Aim: Look for the word "maximum" in the entries below, then copy every line that has it.

——————————

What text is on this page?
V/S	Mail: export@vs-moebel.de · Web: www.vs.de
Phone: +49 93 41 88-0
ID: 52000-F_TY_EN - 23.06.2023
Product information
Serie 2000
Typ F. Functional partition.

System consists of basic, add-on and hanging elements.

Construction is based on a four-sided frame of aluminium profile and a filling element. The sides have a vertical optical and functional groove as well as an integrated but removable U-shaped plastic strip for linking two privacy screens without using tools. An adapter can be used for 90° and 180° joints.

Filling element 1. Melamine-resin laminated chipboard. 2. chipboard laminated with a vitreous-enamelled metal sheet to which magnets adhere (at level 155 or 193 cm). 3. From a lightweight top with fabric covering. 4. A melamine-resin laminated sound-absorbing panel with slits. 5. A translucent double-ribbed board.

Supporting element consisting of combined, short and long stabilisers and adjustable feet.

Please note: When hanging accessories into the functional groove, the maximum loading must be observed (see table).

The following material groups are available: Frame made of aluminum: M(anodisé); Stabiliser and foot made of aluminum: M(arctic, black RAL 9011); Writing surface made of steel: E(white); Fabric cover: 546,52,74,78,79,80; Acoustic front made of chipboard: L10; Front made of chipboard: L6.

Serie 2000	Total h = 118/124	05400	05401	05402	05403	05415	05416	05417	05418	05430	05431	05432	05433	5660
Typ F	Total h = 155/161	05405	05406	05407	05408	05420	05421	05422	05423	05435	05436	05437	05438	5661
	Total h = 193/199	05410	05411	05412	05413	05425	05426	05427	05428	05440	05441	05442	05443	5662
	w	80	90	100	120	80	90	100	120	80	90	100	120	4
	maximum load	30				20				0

——————————

Response:
Please note: When hanging accessories into the functional groove, the maximum loading must be observed (see table).
	maximum load	30				20				0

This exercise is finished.